--- Start DATA TO USE ---
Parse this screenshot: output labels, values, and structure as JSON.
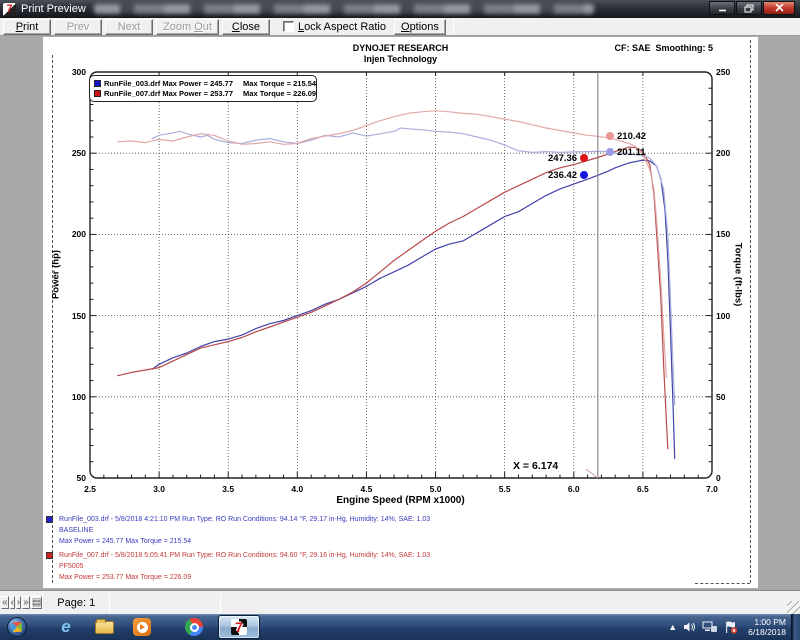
{
  "window": {
    "title": "Print Preview"
  },
  "toolbar": {
    "buttons": [
      {
        "label": "Print",
        "accel": 0,
        "disabled": false
      },
      {
        "label": "Prev",
        "accel": -1,
        "disabled": true
      },
      {
        "label": "Next",
        "accel": -1,
        "disabled": true
      },
      {
        "label": "Zoom Out",
        "accel": 5,
        "disabled": true
      },
      {
        "label": "Close",
        "accel": 0,
        "disabled": false
      }
    ],
    "lock_aspect": {
      "label": "Lock Aspect Ratio",
      "accel": 0,
      "checked": false
    },
    "options": {
      "label": "Options",
      "accel": 0
    }
  },
  "chart_header": {
    "title": "DYNOJET RESEARCH",
    "subtitle": "Injen Technology",
    "cf": "CF: SAE",
    "smoothing": "Smoothing: 5"
  },
  "legend": {
    "rows": [
      {
        "color": "#1414cc",
        "left": "RunFile_003.drf Max Power = 245.77",
        "right": "Max Torque = 215.54"
      },
      {
        "color": "#cc1414",
        "left": "RunFile_007.drf Max Power = 253.77",
        "right": "Max Torque = 226.09"
      }
    ]
  },
  "value_labels": {
    "power_red": {
      "text": "247.36",
      "dot_color": "#dd1414"
    },
    "power_blue": {
      "text": "236.42",
      "dot_color": "#1515e0"
    },
    "torque_red": {
      "text": "210.42",
      "dot_color": "#ea9494"
    },
    "torque_blue": {
      "text": "201.11",
      "dot_color": "#9a9ae8"
    }
  },
  "cursor_label": "X = 6.174",
  "chart_data": {
    "type": "line",
    "cursor_x": 6.174,
    "x_axis": {
      "label": "Engine Speed (RPM x1000)",
      "range": [
        2.5,
        7.0
      ],
      "tick_values": [
        2.5,
        3.0,
        3.5,
        4.0,
        4.5,
        5.0,
        5.5,
        6.0,
        6.5,
        7.0
      ],
      "tick_labels": [
        "2.5",
        "3.0",
        "3.5",
        "4.0",
        "4.5",
        "5.0",
        "5.5",
        "6.0",
        "6.5",
        "7.0"
      ]
    },
    "y_left": {
      "label": "Power (hp)",
      "range": [
        50,
        300
      ],
      "tick_values": [
        300,
        250,
        200,
        150,
        100,
        50
      ],
      "tick_labels": [
        "300",
        "250",
        "200",
        "150",
        "100",
        "50"
      ]
    },
    "y_right": {
      "label": "Torque (ft-lbs)",
      "range": [
        0,
        250
      ],
      "tick_values": [
        250,
        200,
        150,
        100,
        50,
        0
      ],
      "tick_labels": [
        "250",
        "200",
        "150",
        "100",
        "50",
        "0"
      ]
    },
    "grid": {
      "x_major": [
        3.0,
        3.5,
        4.0,
        4.5,
        5.0,
        5.5,
        6.0,
        6.5
      ],
      "y_major_power": [
        250,
        200,
        150,
        100
      ]
    },
    "series": [
      {
        "name": "RunFile_003.drf Power",
        "axis": "power",
        "color": "#4242aa",
        "max": 245.77,
        "points": [
          [
            2.95,
            117
          ],
          [
            3.0,
            120
          ],
          [
            3.1,
            124
          ],
          [
            3.2,
            127
          ],
          [
            3.3,
            131
          ],
          [
            3.4,
            134
          ],
          [
            3.5,
            135.5
          ],
          [
            3.6,
            138
          ],
          [
            3.7,
            142
          ],
          [
            3.8,
            145
          ],
          [
            3.9,
            147
          ],
          [
            4.0,
            150
          ],
          [
            4.1,
            153
          ],
          [
            4.2,
            157
          ],
          [
            4.3,
            160
          ],
          [
            4.4,
            164
          ],
          [
            4.5,
            168
          ],
          [
            4.6,
            173
          ],
          [
            4.7,
            177
          ],
          [
            4.8,
            181
          ],
          [
            4.9,
            186
          ],
          [
            5.0,
            191
          ],
          [
            5.1,
            194
          ],
          [
            5.2,
            196
          ],
          [
            5.3,
            201
          ],
          [
            5.4,
            206
          ],
          [
            5.5,
            211
          ],
          [
            5.6,
            214
          ],
          [
            5.7,
            219
          ],
          [
            5.8,
            224
          ],
          [
            5.9,
            228
          ],
          [
            6.0,
            231
          ],
          [
            6.1,
            234
          ],
          [
            6.174,
            236.42
          ],
          [
            6.25,
            239
          ],
          [
            6.3,
            241
          ],
          [
            6.4,
            244
          ],
          [
            6.5,
            245.77
          ],
          [
            6.55,
            245.2
          ],
          [
            6.6,
            242
          ],
          [
            6.63,
            234
          ],
          [
            6.66,
            215
          ],
          [
            6.68,
            185
          ],
          [
            6.7,
            140
          ],
          [
            6.72,
            90
          ],
          [
            6.73,
            62
          ]
        ]
      },
      {
        "name": "RunFile_007.drf Power",
        "axis": "power",
        "color": "#b84a4a",
        "max": 253.77,
        "points": [
          [
            2.7,
            113
          ],
          [
            2.8,
            115
          ],
          [
            2.9,
            116.5
          ],
          [
            3.0,
            118
          ],
          [
            3.1,
            122
          ],
          [
            3.2,
            126
          ],
          [
            3.3,
            130
          ],
          [
            3.4,
            132
          ],
          [
            3.5,
            134
          ],
          [
            3.6,
            136.5
          ],
          [
            3.7,
            140
          ],
          [
            3.8,
            143
          ],
          [
            3.9,
            146
          ],
          [
            4.0,
            149
          ],
          [
            4.1,
            152
          ],
          [
            4.2,
            156
          ],
          [
            4.3,
            160
          ],
          [
            4.4,
            164.5
          ],
          [
            4.5,
            170
          ],
          [
            4.6,
            177
          ],
          [
            4.7,
            184
          ],
          [
            4.8,
            190
          ],
          [
            4.9,
            196
          ],
          [
            5.0,
            202
          ],
          [
            5.1,
            207
          ],
          [
            5.2,
            211
          ],
          [
            5.3,
            216
          ],
          [
            5.4,
            221
          ],
          [
            5.5,
            226
          ],
          [
            5.6,
            230
          ],
          [
            5.7,
            234
          ],
          [
            5.8,
            238
          ],
          [
            5.9,
            241
          ],
          [
            6.0,
            243
          ],
          [
            6.1,
            245.5
          ],
          [
            6.174,
            247.36
          ],
          [
            6.25,
            249.5
          ],
          [
            6.3,
            251
          ],
          [
            6.4,
            253.77
          ],
          [
            6.45,
            253.4
          ],
          [
            6.5,
            251
          ],
          [
            6.55,
            243
          ],
          [
            6.58,
            225
          ],
          [
            6.6,
            200
          ],
          [
            6.63,
            160
          ],
          [
            6.65,
            120
          ],
          [
            6.67,
            85
          ],
          [
            6.68,
            68
          ]
        ]
      },
      {
        "name": "RunFile_003.drf Torque",
        "axis": "torque",
        "color": "#a9afdd",
        "max": 215.54,
        "points": [
          [
            2.95,
            209
          ],
          [
            3.0,
            211
          ],
          [
            3.1,
            212.5
          ],
          [
            3.15,
            213.5
          ],
          [
            3.2,
            212
          ],
          [
            3.3,
            210
          ],
          [
            3.35,
            211
          ],
          [
            3.4,
            208.5
          ],
          [
            3.5,
            206.5
          ],
          [
            3.6,
            206
          ],
          [
            3.7,
            208
          ],
          [
            3.8,
            209
          ],
          [
            3.9,
            207
          ],
          [
            4.0,
            206
          ],
          [
            4.1,
            208
          ],
          [
            4.2,
            211
          ],
          [
            4.3,
            210
          ],
          [
            4.4,
            212.5
          ],
          [
            4.5,
            210.5
          ],
          [
            4.6,
            212
          ],
          [
            4.7,
            213.5
          ],
          [
            4.75,
            215.54
          ],
          [
            4.8,
            215
          ],
          [
            4.9,
            214.5
          ],
          [
            5.0,
            213.5
          ],
          [
            5.1,
            213
          ],
          [
            5.2,
            212
          ],
          [
            5.3,
            210
          ],
          [
            5.4,
            208
          ],
          [
            5.5,
            205
          ],
          [
            5.6,
            201.5
          ],
          [
            5.7,
            200.5
          ],
          [
            5.8,
            201
          ],
          [
            5.9,
            200.5
          ],
          [
            6.0,
            200.8
          ],
          [
            6.1,
            201
          ],
          [
            6.174,
            201.11
          ],
          [
            6.25,
            201
          ],
          [
            6.3,
            200
          ],
          [
            6.4,
            199.5
          ],
          [
            6.5,
            198.5
          ],
          [
            6.55,
            197
          ],
          [
            6.6,
            192
          ],
          [
            6.65,
            178
          ],
          [
            6.68,
            150
          ],
          [
            6.7,
            110
          ],
          [
            6.72,
            65
          ],
          [
            6.73,
            45
          ]
        ]
      },
      {
        "name": "RunFile_007.drf Torque",
        "axis": "torque",
        "color": "#e0a8a8",
        "max": 226.09,
        "points": [
          [
            2.7,
            207
          ],
          [
            2.8,
            207.5
          ],
          [
            2.9,
            206.5
          ],
          [
            3.0,
            208.5
          ],
          [
            3.1,
            207.5
          ],
          [
            3.2,
            210
          ],
          [
            3.3,
            212
          ],
          [
            3.4,
            211
          ],
          [
            3.5,
            207.5
          ],
          [
            3.6,
            205.5
          ],
          [
            3.7,
            206
          ],
          [
            3.8,
            207
          ],
          [
            3.9,
            205.5
          ],
          [
            4.0,
            206
          ],
          [
            4.1,
            209
          ],
          [
            4.2,
            210.5
          ],
          [
            4.3,
            212
          ],
          [
            4.4,
            214
          ],
          [
            4.5,
            217
          ],
          [
            4.6,
            220
          ],
          [
            4.7,
            222.5
          ],
          [
            4.8,
            224.5
          ],
          [
            4.9,
            225.5
          ],
          [
            5.0,
            226.09
          ],
          [
            5.1,
            225.5
          ],
          [
            5.2,
            224.5
          ],
          [
            5.3,
            224
          ],
          [
            5.4,
            222.5
          ],
          [
            5.5,
            221
          ],
          [
            5.6,
            219.5
          ],
          [
            5.7,
            217.5
          ],
          [
            5.8,
            215.5
          ],
          [
            5.9,
            214
          ],
          [
            6.0,
            212.5
          ],
          [
            6.1,
            211
          ],
          [
            6.174,
            210.42
          ],
          [
            6.25,
            209.5
          ],
          [
            6.3,
            208.5
          ],
          [
            6.4,
            206
          ],
          [
            6.45,
            204
          ],
          [
            6.5,
            199
          ],
          [
            6.55,
            190
          ],
          [
            6.58,
            178
          ],
          [
            6.6,
            158
          ],
          [
            6.63,
            120
          ],
          [
            6.65,
            90
          ],
          [
            6.67,
            62
          ]
        ]
      }
    ]
  },
  "annotations": {
    "runs": [
      {
        "color": "#2222cc",
        "text_color": "#3a3ac0",
        "line1": "RunFile_003.drf - 5/8/2018 4:21:10 PM  Run Type: RO  Run Conditions: 94.14 °F, 29.17 in-Hg,  Humidity:  14%, SAE: 1.03",
        "line2": "BASELINE",
        "line3": "Max Power = 245.77  Max Torque = 215.54"
      },
      {
        "color": "#cc2222",
        "text_color": "#c03a3a",
        "line1": "RunFile_007.drf - 5/8/2018 5:05:41 PM  Run Type: RO  Run Conditions: 94.60 °F, 29.16 in-Hg,  Humidity:  14%, SAE: 1.03",
        "line2": "PF5005",
        "line3": "Max Power = 253.77  Max Torque = 226.09"
      }
    ]
  },
  "status_bar": {
    "nav_buttons": [
      "«",
      "‹",
      "›",
      "»"
    ],
    "preview_icon": "▤",
    "page_label": "Page: 1"
  },
  "taskbar": {
    "clock_time": "1:00 PM",
    "clock_date": "6/18/2018"
  }
}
--- End DATA TO USE ---
AIM -> Copy every line in the entries above that has the string "name" in it.

TASK RESPONSE ->
        "name": "RunFile_003.drf Power",
        "name": "RunFile_007.drf Power",
        "name": "RunFile_003.drf Torque",
        "name": "RunFile_007.drf Torque",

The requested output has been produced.